Leave out every picture, then transcribe the rest of the listing exactly.

Collected data
** START **
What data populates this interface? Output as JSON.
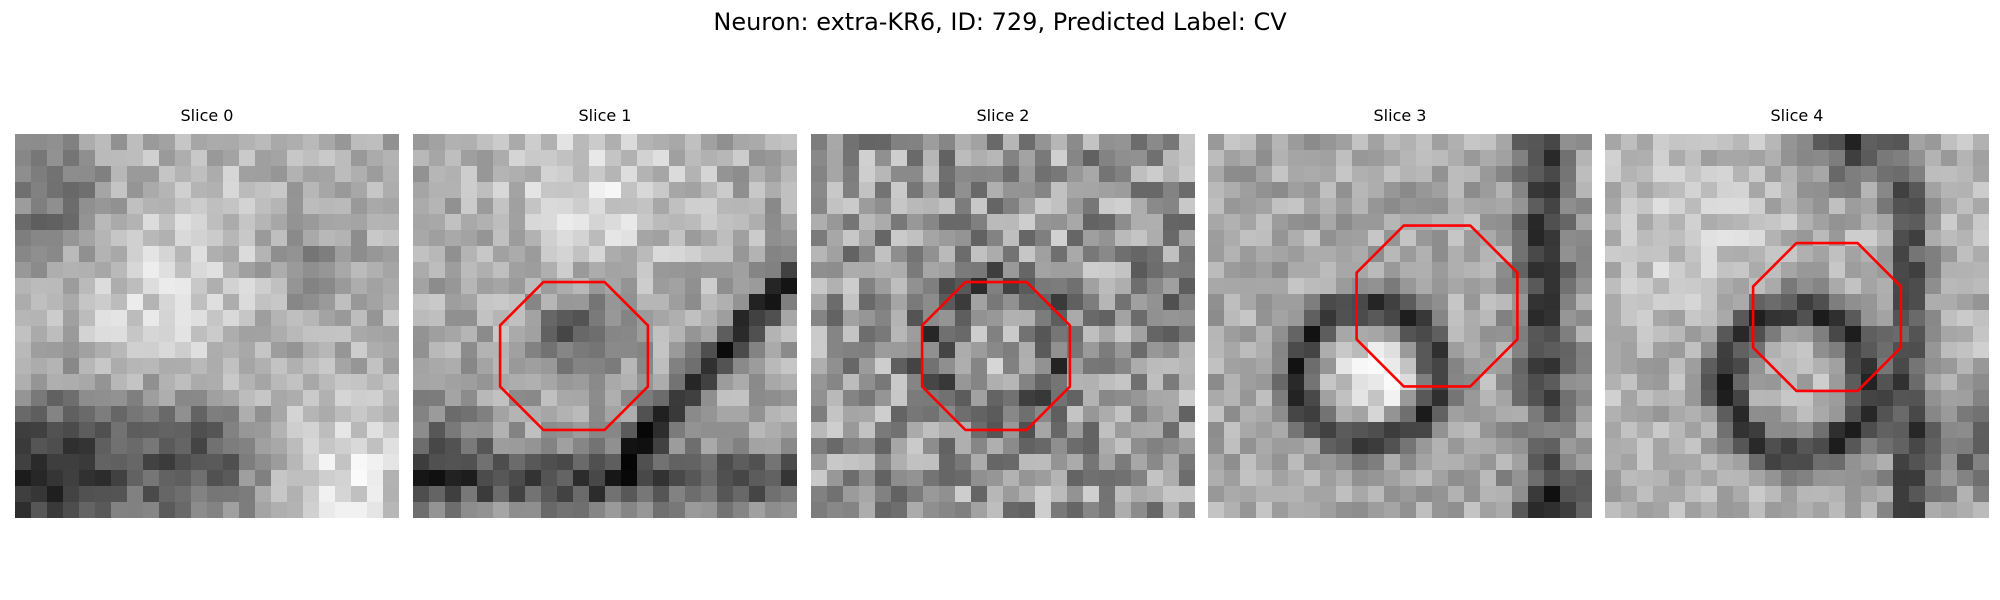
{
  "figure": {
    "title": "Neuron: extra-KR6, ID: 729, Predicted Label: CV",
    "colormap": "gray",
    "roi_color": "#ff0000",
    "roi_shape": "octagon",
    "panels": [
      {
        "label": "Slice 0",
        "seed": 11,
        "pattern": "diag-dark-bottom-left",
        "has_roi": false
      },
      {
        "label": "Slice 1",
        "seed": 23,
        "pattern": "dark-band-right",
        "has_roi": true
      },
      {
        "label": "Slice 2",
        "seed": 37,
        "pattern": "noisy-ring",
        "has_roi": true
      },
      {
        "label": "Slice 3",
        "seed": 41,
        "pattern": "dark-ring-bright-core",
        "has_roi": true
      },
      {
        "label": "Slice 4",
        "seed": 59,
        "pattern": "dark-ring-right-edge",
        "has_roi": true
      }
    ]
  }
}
** END **
FULL SOLUTION.
What data populates this interface? Output as JSON.
{
  "figure": {
    "title": "Neuron: extra-KR6, ID: 729, Predicted Label: CV",
    "colormap": "gray",
    "roi_color": "#ff0000",
    "roi_shape": "octagon",
    "panels": [
      {
        "label": "Slice 0",
        "seed": 11,
        "pattern": "diag-dark-bottom-left",
        "has_roi": false
      },
      {
        "label": "Slice 1",
        "seed": 23,
        "pattern": "dark-band-right",
        "has_roi": true
      },
      {
        "label": "Slice 2",
        "seed": 37,
        "pattern": "noisy-ring",
        "has_roi": true
      },
      {
        "label": "Slice 3",
        "seed": 41,
        "pattern": "dark-ring-bright-core",
        "has_roi": true
      },
      {
        "label": "Slice 4",
        "seed": 59,
        "pattern": "dark-ring-right-edge",
        "has_roi": true
      }
    ]
  }
}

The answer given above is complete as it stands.